— START OF Entries shown —

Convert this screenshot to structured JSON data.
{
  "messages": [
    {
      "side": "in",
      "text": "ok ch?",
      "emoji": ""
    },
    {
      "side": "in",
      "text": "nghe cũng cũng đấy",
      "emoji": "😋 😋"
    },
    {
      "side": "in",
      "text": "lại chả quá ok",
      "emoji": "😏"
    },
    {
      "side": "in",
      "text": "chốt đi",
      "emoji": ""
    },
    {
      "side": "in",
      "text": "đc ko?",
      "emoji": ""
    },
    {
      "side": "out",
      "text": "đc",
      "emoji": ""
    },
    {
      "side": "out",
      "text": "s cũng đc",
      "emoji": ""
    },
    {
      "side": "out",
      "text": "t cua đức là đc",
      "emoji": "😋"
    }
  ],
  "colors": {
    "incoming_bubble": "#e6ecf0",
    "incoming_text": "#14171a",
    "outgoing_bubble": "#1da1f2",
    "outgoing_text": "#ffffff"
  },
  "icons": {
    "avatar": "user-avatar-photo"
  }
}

— END OF Entries shown —
— START OF Entries shown —

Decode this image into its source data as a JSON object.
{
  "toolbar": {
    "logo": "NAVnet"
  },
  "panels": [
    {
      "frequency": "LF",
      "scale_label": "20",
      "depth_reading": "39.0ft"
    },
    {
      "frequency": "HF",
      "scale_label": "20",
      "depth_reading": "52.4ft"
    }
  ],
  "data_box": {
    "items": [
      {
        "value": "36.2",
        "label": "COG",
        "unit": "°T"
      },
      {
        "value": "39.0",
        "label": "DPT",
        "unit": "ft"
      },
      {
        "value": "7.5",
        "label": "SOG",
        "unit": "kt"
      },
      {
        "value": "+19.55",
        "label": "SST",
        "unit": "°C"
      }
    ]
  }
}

— END OF Entries shown —

Output nothing but the number of lines in the data containing the string "JSON".

2